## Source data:
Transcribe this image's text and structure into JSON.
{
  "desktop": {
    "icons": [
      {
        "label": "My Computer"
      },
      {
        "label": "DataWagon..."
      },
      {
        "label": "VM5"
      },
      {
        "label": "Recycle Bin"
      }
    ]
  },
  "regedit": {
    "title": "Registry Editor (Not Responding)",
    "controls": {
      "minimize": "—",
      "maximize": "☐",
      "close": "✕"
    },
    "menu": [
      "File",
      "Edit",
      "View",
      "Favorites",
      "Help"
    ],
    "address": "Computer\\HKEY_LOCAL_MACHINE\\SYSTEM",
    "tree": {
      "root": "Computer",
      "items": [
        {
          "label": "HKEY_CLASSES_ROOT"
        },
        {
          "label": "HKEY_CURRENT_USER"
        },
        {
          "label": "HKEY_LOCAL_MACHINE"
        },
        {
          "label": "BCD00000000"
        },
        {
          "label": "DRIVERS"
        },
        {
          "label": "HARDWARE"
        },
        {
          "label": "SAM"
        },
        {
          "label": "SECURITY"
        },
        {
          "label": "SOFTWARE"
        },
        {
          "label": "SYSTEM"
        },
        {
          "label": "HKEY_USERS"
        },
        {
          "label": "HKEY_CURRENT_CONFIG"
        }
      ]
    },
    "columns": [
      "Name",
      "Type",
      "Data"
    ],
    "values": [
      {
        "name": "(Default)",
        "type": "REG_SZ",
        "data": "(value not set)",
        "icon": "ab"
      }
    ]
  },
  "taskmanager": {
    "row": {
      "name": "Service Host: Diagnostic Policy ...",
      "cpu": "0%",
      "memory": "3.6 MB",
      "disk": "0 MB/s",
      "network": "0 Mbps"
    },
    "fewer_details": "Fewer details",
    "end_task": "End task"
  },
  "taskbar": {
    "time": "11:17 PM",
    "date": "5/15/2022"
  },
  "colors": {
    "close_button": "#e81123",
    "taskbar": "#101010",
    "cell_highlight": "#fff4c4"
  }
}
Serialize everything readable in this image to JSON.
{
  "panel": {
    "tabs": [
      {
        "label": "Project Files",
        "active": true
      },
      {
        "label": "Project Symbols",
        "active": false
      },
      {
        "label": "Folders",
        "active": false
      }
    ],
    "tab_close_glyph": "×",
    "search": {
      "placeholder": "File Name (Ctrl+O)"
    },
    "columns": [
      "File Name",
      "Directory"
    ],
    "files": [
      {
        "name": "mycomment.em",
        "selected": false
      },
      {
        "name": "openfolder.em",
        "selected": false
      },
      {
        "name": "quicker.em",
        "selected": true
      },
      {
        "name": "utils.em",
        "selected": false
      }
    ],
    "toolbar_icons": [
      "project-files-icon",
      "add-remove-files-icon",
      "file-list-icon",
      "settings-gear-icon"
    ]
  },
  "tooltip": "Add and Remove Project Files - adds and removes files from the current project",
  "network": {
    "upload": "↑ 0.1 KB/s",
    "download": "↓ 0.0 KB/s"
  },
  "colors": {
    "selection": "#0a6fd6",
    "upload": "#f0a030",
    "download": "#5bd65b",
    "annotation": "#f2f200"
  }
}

## TASK DIRECTIONS:
Identify the lines in the entries above that contain "image", then copy them out.

## EXPECTED ANSWER:
Transcribe this image's text and structure into JSON.
Serialize everything readable in this image to JSON.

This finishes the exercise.